### Aim
Select and reproduce each line of the listing below that bears the string "screenshot".

### Data shown
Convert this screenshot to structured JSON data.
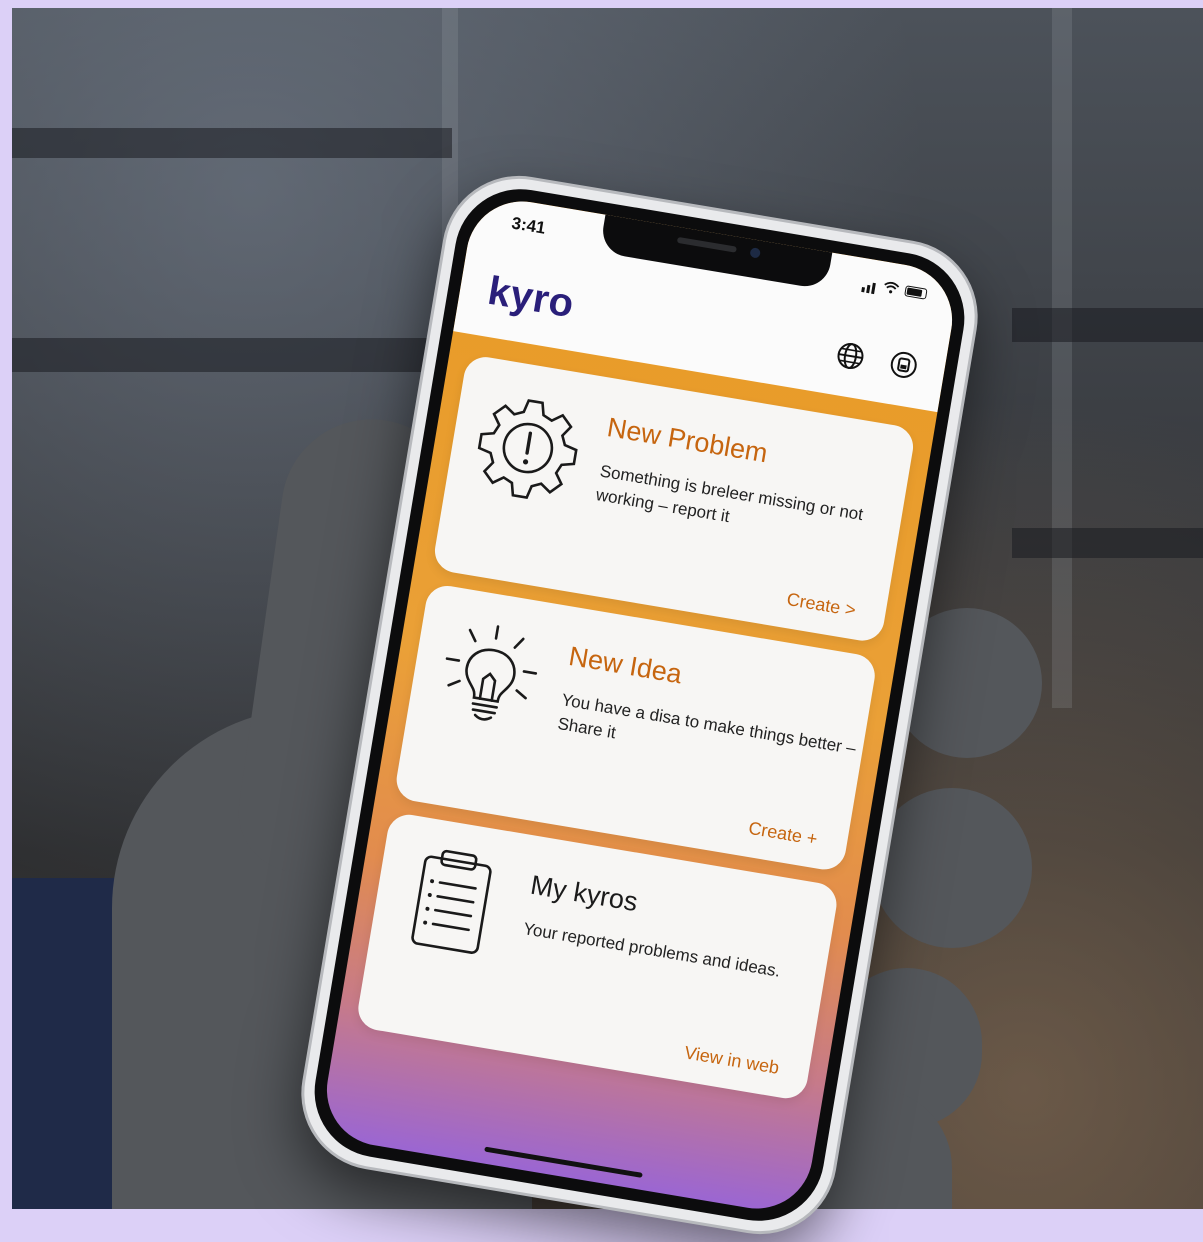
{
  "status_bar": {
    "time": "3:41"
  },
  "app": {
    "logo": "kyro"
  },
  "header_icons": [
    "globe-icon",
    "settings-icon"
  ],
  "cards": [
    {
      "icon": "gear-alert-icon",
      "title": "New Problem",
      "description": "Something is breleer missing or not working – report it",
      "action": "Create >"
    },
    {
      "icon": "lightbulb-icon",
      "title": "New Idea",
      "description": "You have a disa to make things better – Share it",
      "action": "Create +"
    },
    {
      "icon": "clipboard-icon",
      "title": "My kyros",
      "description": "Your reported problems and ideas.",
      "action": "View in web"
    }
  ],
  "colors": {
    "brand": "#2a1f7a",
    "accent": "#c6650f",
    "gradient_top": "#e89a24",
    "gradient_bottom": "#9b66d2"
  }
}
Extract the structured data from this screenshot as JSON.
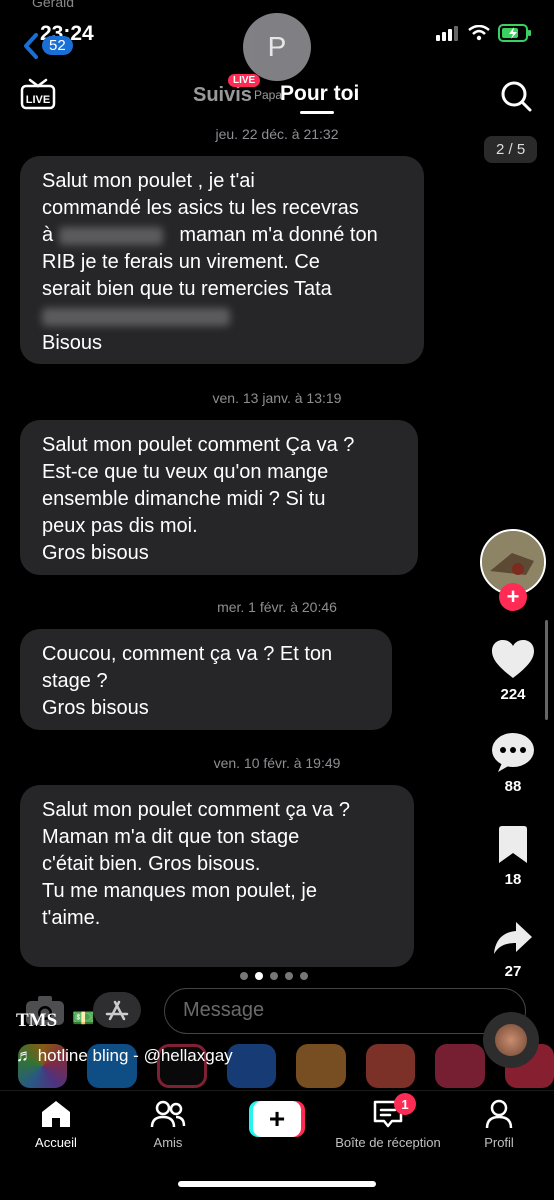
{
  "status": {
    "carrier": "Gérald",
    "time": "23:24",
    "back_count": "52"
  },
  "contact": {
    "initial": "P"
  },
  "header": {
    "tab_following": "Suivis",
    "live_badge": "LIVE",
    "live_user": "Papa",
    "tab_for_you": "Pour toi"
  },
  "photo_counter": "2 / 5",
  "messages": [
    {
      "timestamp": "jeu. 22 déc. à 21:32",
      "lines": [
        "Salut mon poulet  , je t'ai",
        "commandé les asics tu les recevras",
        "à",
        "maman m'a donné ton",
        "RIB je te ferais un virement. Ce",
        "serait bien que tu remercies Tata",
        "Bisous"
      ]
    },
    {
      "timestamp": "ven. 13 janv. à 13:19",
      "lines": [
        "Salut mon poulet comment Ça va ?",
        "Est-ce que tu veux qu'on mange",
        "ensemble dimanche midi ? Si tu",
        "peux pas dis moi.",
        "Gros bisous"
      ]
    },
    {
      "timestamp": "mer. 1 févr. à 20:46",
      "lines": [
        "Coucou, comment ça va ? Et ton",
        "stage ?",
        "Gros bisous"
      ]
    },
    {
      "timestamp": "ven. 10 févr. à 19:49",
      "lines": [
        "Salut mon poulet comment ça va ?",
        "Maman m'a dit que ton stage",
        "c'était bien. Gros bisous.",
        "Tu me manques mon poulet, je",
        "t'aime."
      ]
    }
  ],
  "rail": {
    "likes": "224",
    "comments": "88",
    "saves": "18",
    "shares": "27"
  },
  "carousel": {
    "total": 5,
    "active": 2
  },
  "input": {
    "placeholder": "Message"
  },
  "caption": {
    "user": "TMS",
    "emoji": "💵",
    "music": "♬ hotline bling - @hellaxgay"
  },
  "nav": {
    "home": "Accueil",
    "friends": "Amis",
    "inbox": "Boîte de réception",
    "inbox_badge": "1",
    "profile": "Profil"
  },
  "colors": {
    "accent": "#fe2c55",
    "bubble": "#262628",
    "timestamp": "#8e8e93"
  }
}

* * *

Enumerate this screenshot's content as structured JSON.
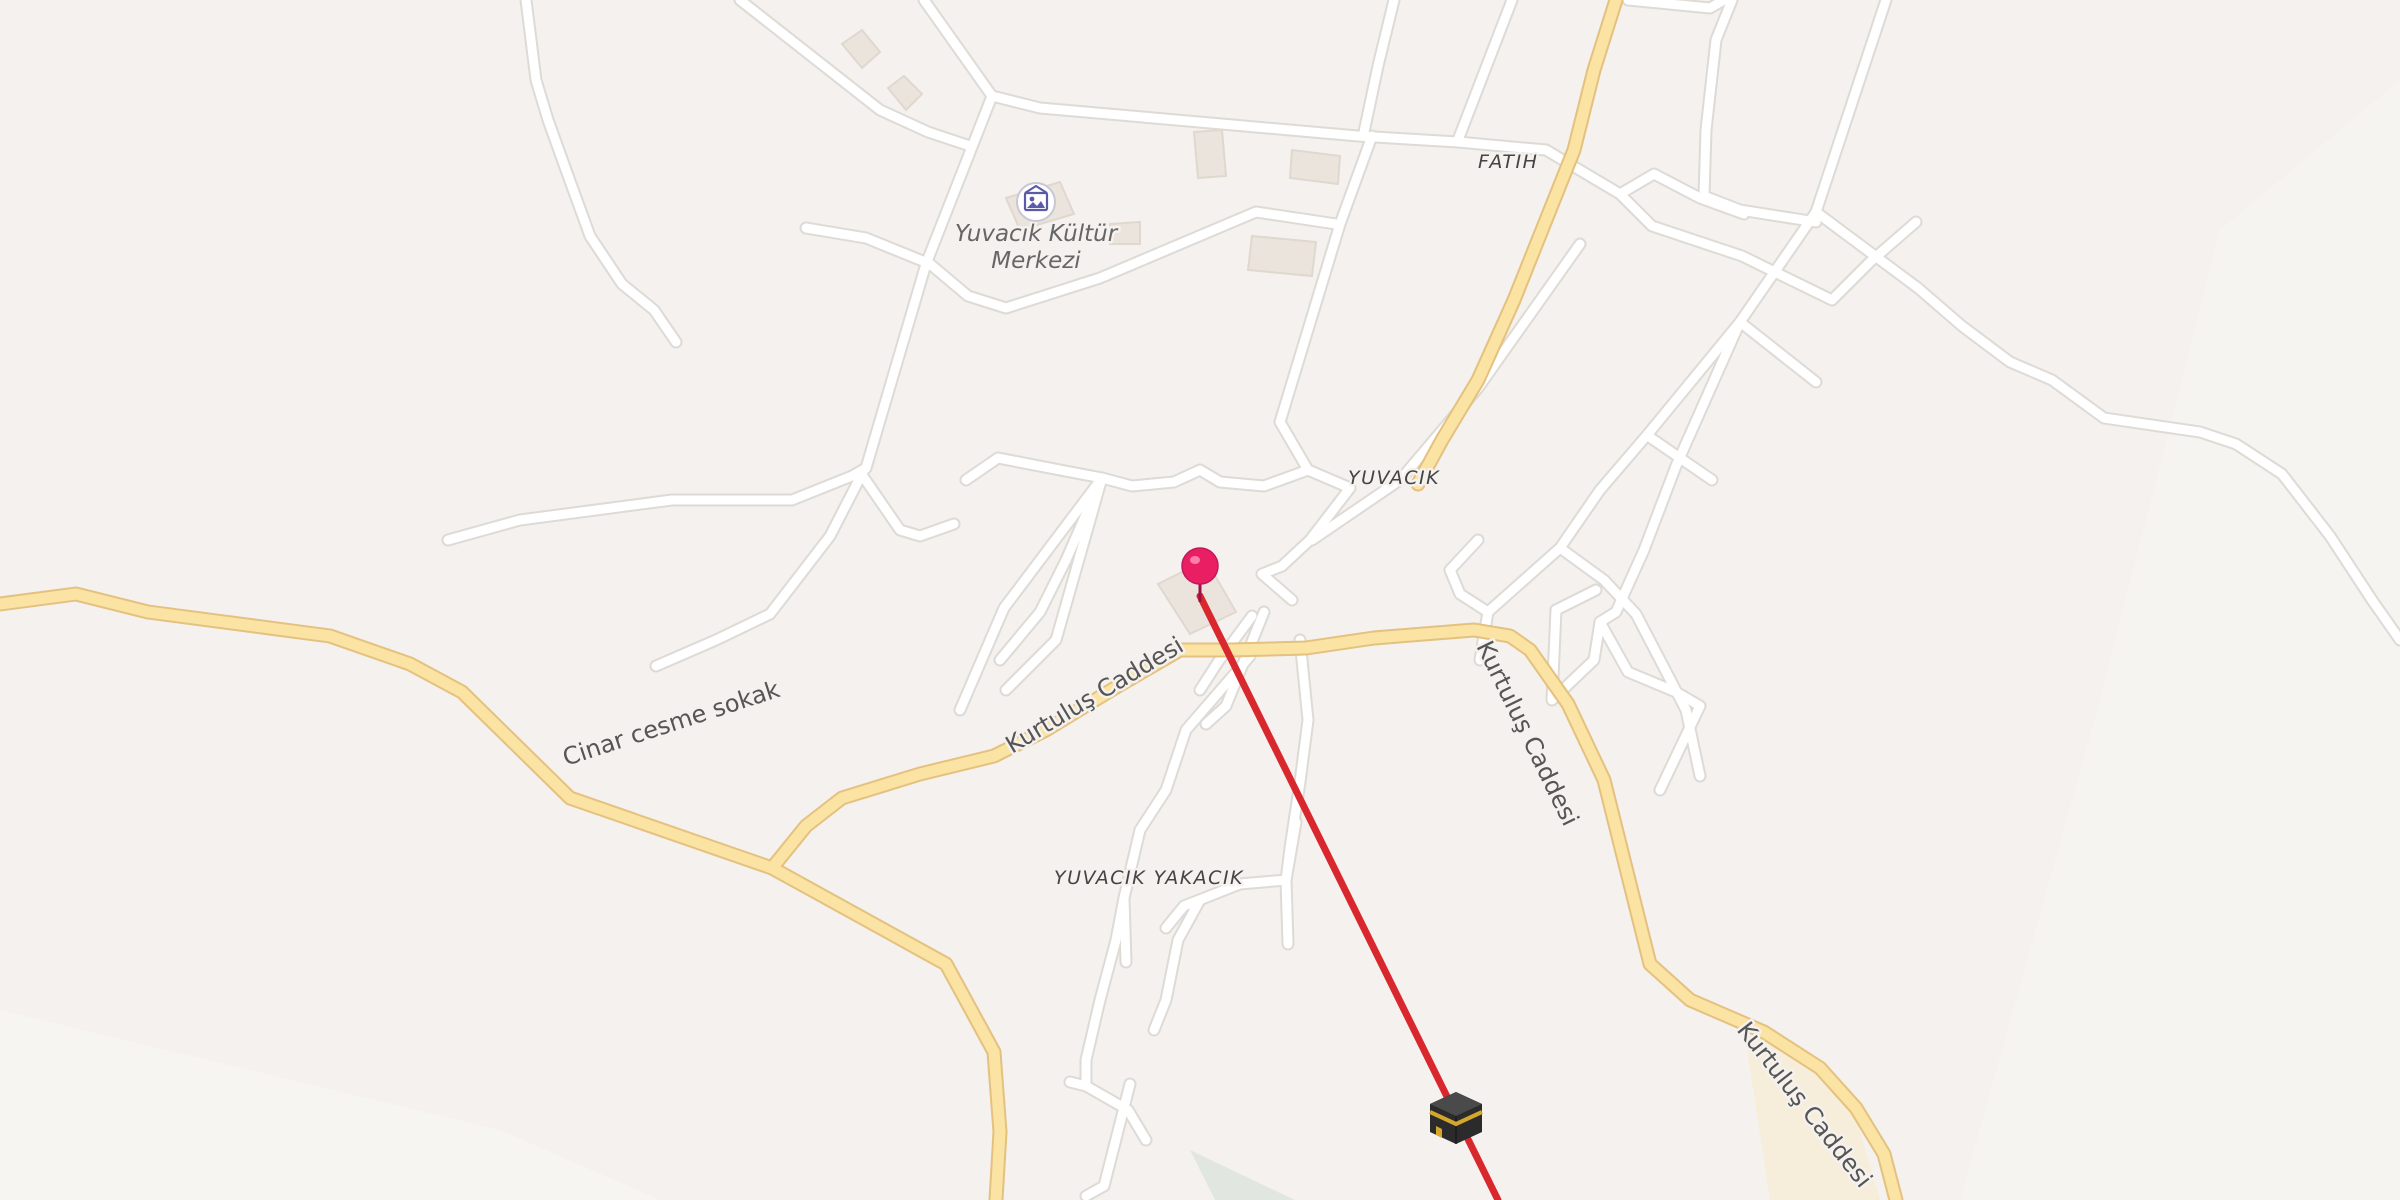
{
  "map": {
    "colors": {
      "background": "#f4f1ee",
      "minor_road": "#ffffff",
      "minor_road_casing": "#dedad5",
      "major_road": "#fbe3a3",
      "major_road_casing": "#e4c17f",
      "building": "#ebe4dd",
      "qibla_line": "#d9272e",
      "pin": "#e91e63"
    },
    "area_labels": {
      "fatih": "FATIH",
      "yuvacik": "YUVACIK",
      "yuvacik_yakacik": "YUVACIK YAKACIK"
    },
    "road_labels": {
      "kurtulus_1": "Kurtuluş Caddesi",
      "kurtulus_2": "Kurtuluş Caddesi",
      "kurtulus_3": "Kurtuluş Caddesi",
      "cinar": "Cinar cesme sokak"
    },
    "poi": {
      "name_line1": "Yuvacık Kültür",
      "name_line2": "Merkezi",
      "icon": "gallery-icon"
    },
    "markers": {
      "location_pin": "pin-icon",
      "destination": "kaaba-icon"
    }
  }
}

### Finished exercise
Convert this screenshot to structured JSON data.
Extract the structured data from this screenshot as JSON.
Enumerate this screenshot's content as structured JSON.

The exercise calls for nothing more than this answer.